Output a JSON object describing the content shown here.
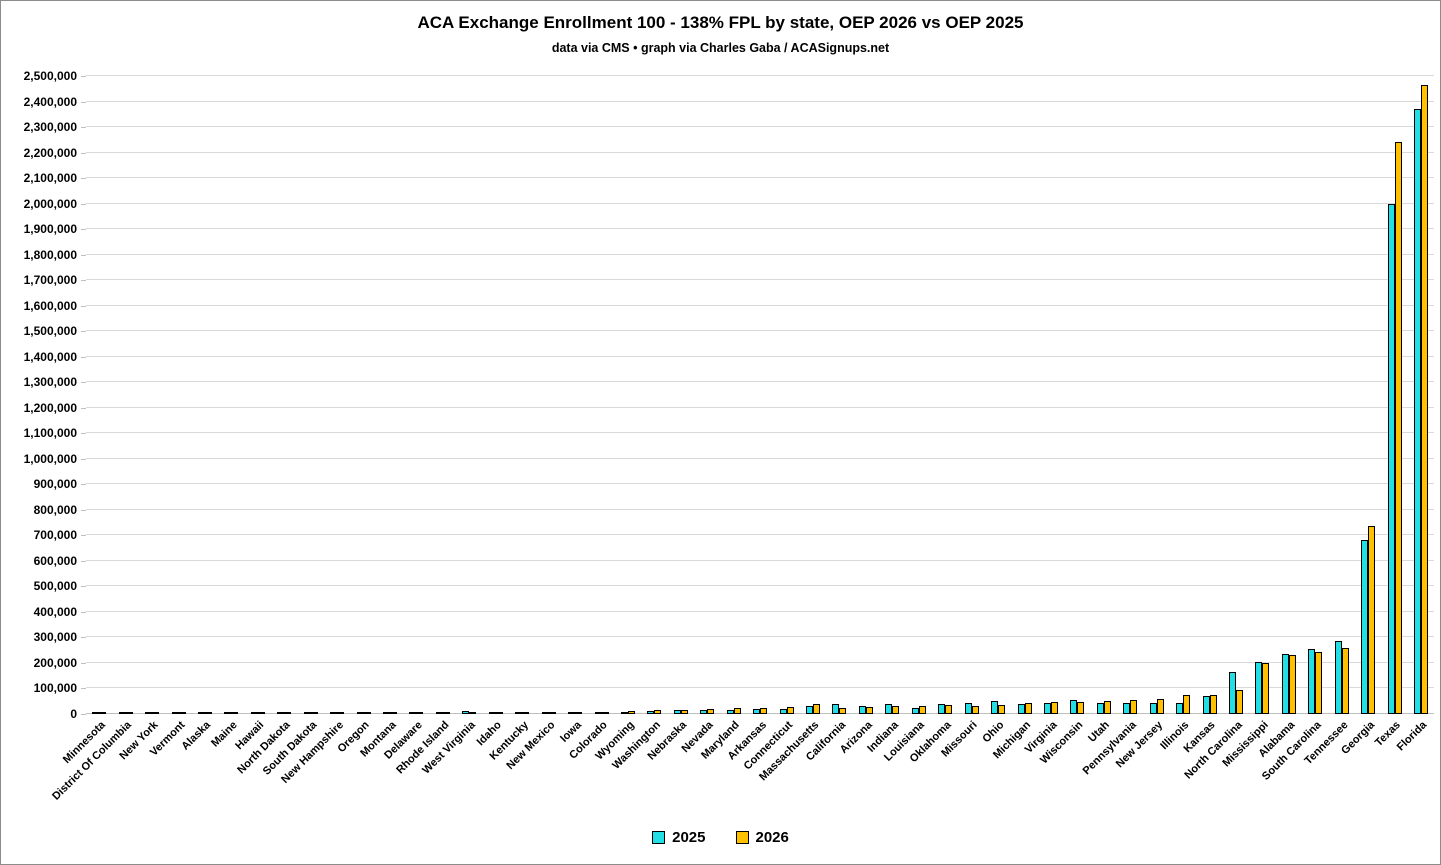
{
  "page": {
    "title": "ACA Exchange Enrollment 100 - 138% FPL by state, OEP 2026 vs OEP 2025",
    "subtitle": "data via CMS • graph via Charles Gaba / ACASignups.net"
  },
  "legend": {
    "items": [
      {
        "label": "2025",
        "color": "#22DFE6"
      },
      {
        "label": "2026",
        "color": "#FFC000"
      }
    ],
    "position": "bottom"
  },
  "colors": {
    "series_2025": "#22DFE6",
    "series_2026": "#FFC000",
    "bar_border": "#000000",
    "gridline": "#D9D9D9",
    "text": "#000000"
  },
  "chart_data": {
    "type": "bar",
    "title": "ACA Exchange Enrollment 100 - 138% FPL by state, OEP 2026 vs OEP 2025",
    "subtitle": "data via CMS • graph via Charles Gaba / ACASignups.net",
    "xlabel": "",
    "ylabel": "",
    "ylim": [
      0,
      2500000
    ],
    "ytick_step": 100000,
    "grid": true,
    "legend_position": "bottom",
    "categories": [
      "Minnesota",
      "District Of Columbia",
      "New York",
      "Vermont",
      "Alaska",
      "Maine",
      "Hawaii",
      "North Dakota",
      "South Dakota",
      "New Hampshire",
      "Oregon",
      "Montana",
      "Delaware",
      "Rhode Island",
      "West Virginia",
      "Idaho",
      "Kentucky",
      "New Mexico",
      "Iowa",
      "Colorado",
      "Wyoming",
      "Washington",
      "Nebraska",
      "Nevada",
      "Maryland",
      "Arkansas",
      "Connecticut",
      "Massachusetts",
      "California",
      "Arizona",
      "Indiana",
      "Louisiana",
      "Oklahoma",
      "Missouri",
      "Ohio",
      "Michigan",
      "Virginia",
      "Wisconsin",
      "Utah",
      "Pennsylvania",
      "New Jersey",
      "Illinois",
      "Kansas",
      "North Carolina",
      "Mississippi",
      "Alabama",
      "South Carolina",
      "Tennessee",
      "Georgia",
      "Texas",
      "Florida"
    ],
    "series": [
      {
        "name": "2025",
        "color": "#22DFE6",
        "values": [
          200,
          300,
          500,
          500,
          700,
          900,
          1000,
          1200,
          1400,
          1500,
          1700,
          2000,
          8000,
          2500,
          10000,
          3000,
          9000,
          8000,
          7000,
          8000,
          8000,
          11000,
          14000,
          15000,
          16000,
          18000,
          20000,
          30000,
          39000,
          31000,
          38000,
          22000,
          39000,
          42000,
          52000,
          40000,
          45000,
          55000,
          42000,
          42000,
          44000,
          45000,
          70000,
          163000,
          205000,
          237000,
          254000,
          288000,
          683000,
          2000000,
          2370000
        ]
      },
      {
        "name": "2026",
        "color": "#FFC000",
        "values": [
          300,
          400,
          600,
          700,
          900,
          1100,
          1300,
          1500,
          1800,
          2000,
          2200,
          2500,
          3000,
          3000,
          3500,
          4000,
          6000,
          7000,
          8000,
          9000,
          10000,
          15000,
          17000,
          20000,
          22000,
          24000,
          26000,
          38000,
          22000,
          26000,
          31000,
          33000,
          36000,
          30000,
          35000,
          42000,
          48000,
          48000,
          52000,
          55000,
          58000,
          73000,
          76000,
          93000,
          199000,
          230000,
          243000,
          257000,
          738000,
          2240000,
          2465000
        ]
      }
    ]
  }
}
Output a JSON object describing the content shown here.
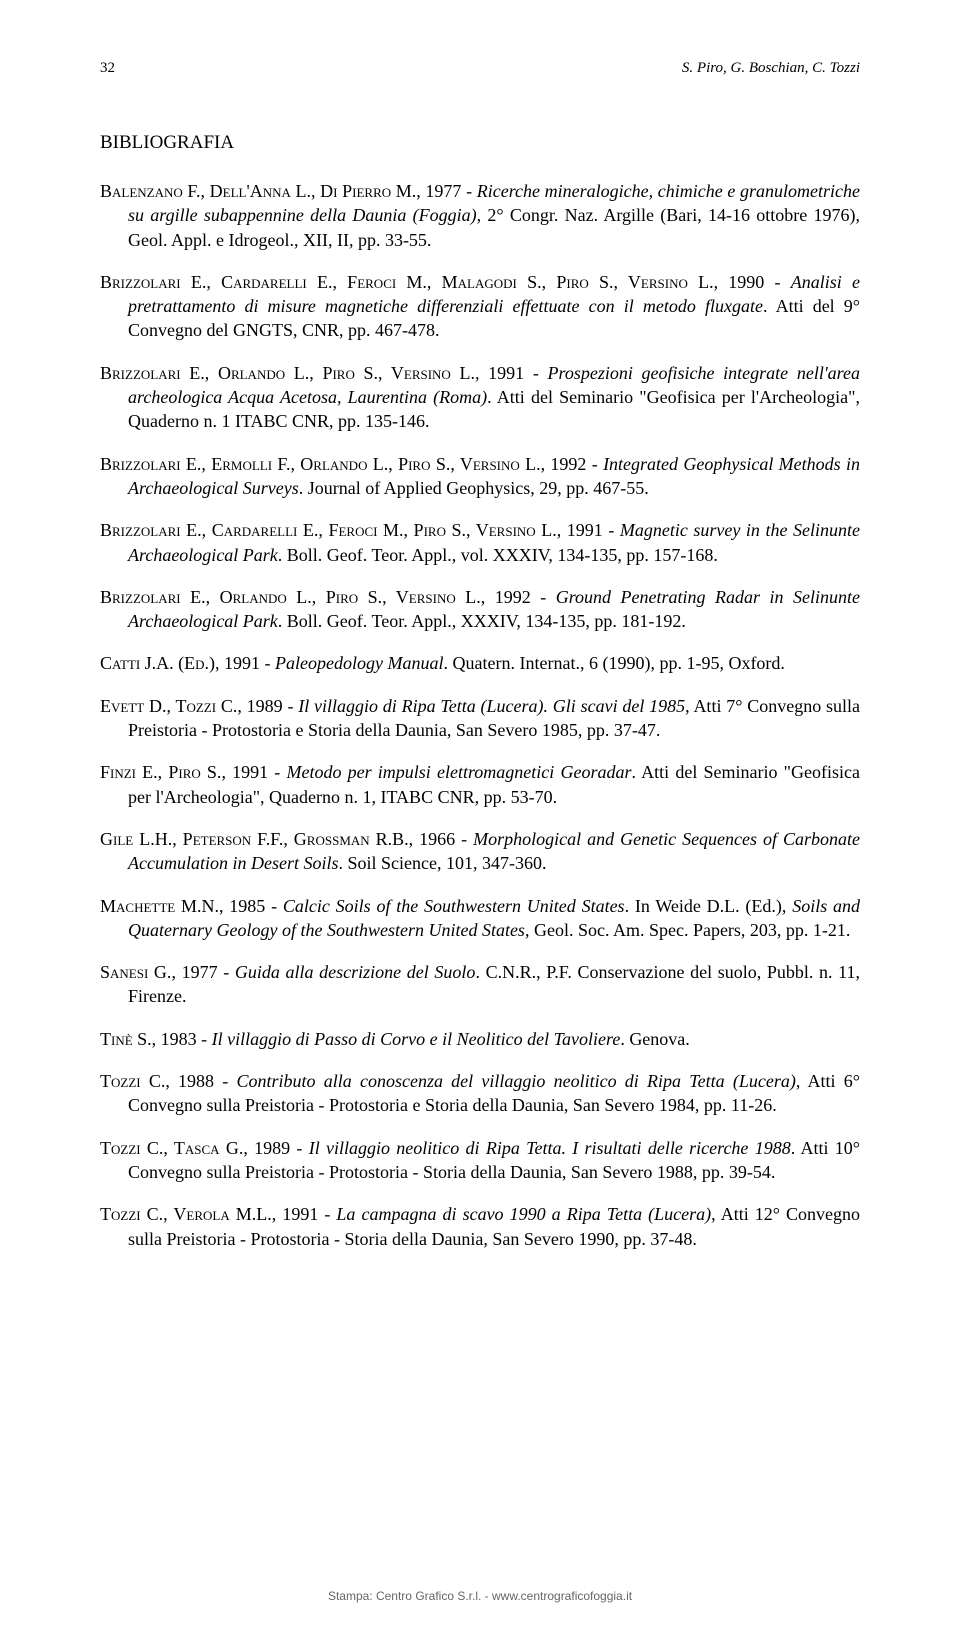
{
  "page_number": "32",
  "running_head": "S. Piro, G. Boschian, C. Tozzi",
  "section_title": "BIBLIOGRAFIA",
  "entries": [
    {
      "authors": "Balenzano F., Dell'Anna L., Di Pierro M.",
      "year": ", 1977 - ",
      "title": "Ricerche mineralogiche, chimiche e granulometriche su argille subappennine della Daunia (Foggia)",
      "rest": ", 2° Congr. Naz. Argille (Bari, 14-16 ottobre 1976), Geol. Appl. e Idrogeol., XII, II, pp. 33-55."
    },
    {
      "authors": "Brizzolari E., Cardarelli E., Feroci M., Malagodi S., Piro S., Versino L.",
      "year": ", 1990 - ",
      "title": "Analisi e pretrattamento di misure magnetiche differenziali effettuate con il metodo fluxgate",
      "rest": ". Atti del 9° Convegno del GNGTS, CNR, pp. 467-478."
    },
    {
      "authors": "Brizzolari E., Orlando L., Piro S., Versino L.",
      "year": ", 1991 - ",
      "title": "Prospezioni geofisiche integrate nell'area archeologica Acqua Acetosa, Laurentina (Roma)",
      "rest": ". Atti del Seminario \"Geofisica per l'Archeologia\", Quaderno n. 1 ITABC CNR, pp. 135-146."
    },
    {
      "authors": "Brizzolari E., Ermolli F., Orlando L., Piro S., Versino L.",
      "year": ", 1992 - ",
      "title": "Integrated Geophysical Methods in Archaeological Surveys",
      "rest": ". Journal of Applied Geophysics, 29, pp. 467-55."
    },
    {
      "authors": "Brizzolari E., Cardarelli E., Feroci M., Piro S., Versino L.",
      "year": ", 1991 - ",
      "title": "Magnetic survey in the Selinunte Archaeological Park",
      "rest": ". Boll. Geof. Teor. Appl., vol. XXXIV, 134-135, pp. 157-168."
    },
    {
      "authors": "Brizzolari E., Orlando L., Piro S., Versino L.",
      "year": ", 1992 - ",
      "title": "Ground Penetrating Radar in Selinunte Archaeological Park",
      "rest": ". Boll. Geof. Teor. Appl., XXXIV, 134-135, pp. 181-192."
    },
    {
      "authors": "Catti J.A. (Ed.)",
      "year": ", 1991 - ",
      "title": "Paleopedology Manual",
      "rest": ". Quatern. Internat., 6 (1990), pp. 1-95, Oxford."
    },
    {
      "authors": "Evett D., Tozzi C.",
      "year": ", 1989 - ",
      "title": "Il villaggio di Ripa Tetta (Lucera). Gli scavi del 1985",
      "rest": ", Atti 7° Convegno sulla Preistoria - Protostoria e Storia della Daunia, San Severo 1985, pp. 37-47."
    },
    {
      "authors": "Finzi E., Piro S.",
      "year": ", 1991 - ",
      "title": "Metodo per impulsi elettromagnetici Georadar",
      "rest": ". Atti del Seminario \"Geofisica per l'Archeologia\", Quaderno n. 1, ITABC CNR, pp. 53-70."
    },
    {
      "authors": "Gile L.H., Peterson F.F., Grossman R.B.",
      "year": ", 1966 - ",
      "title": "Morphological and Genetic Sequences of Carbonate Accumulation in Desert Soils",
      "rest": ". Soil Science, 101, 347-360."
    },
    {
      "authors": "Machette M.N.",
      "year": ", 1985 - ",
      "title": "Calcic Soils of the Southwestern United States",
      "rest_pre": ". In Weide D.L. (Ed.), ",
      "title2": "Soils and Quaternary Geology of the Southwestern United States",
      "rest": ", Geol. Soc. Am. Spec. Papers, 203, pp. 1-21."
    },
    {
      "authors": "Sanesi G.",
      "year": ", 1977 - ",
      "title": "Guida alla descrizione del Suolo",
      "rest": ". C.N.R., P.F. Conservazione del suolo, Pubbl. n. 11, Firenze."
    },
    {
      "authors": "Tinè S.",
      "year": ", 1983 - ",
      "title": "Il villaggio di Passo di Corvo e il Neolitico del Tavoliere",
      "rest": ". Genova."
    },
    {
      "authors": "Tozzi C.",
      "year": ", 1988 - ",
      "title": "Contributo alla conoscenza del villaggio neolitico di Ripa Tetta (Lucera)",
      "rest": ", Atti 6° Convegno sulla Preistoria - Protostoria e Storia della Daunia, San Severo 1984, pp. 11-26."
    },
    {
      "authors": "Tozzi C., Tasca G.",
      "year": ", 1989 - ",
      "title": "Il villaggio neolitico di Ripa Tetta. I risultati delle ricerche 1988",
      "rest": ". Atti 10° Convegno sulla Preistoria - Protostoria - Storia della Daunia, San Severo 1988, pp. 39-54."
    },
    {
      "authors": "Tozzi C., Verola M.L.",
      "year": ", 1991 - ",
      "title": "La campagna di scavo 1990 a Ripa Tetta (Lucera)",
      "rest": ", Atti 12° Convegno sulla Preistoria - Protostoria - Storia della Daunia, San Severo 1990, pp. 37-48."
    }
  ],
  "footer": "Stampa: Centro Grafico S.r.l. - www.centrograficofoggia.it"
}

····················

Figure out how many lines of the data above include "Ripa", then give the number and nothing more.

The completed task: 4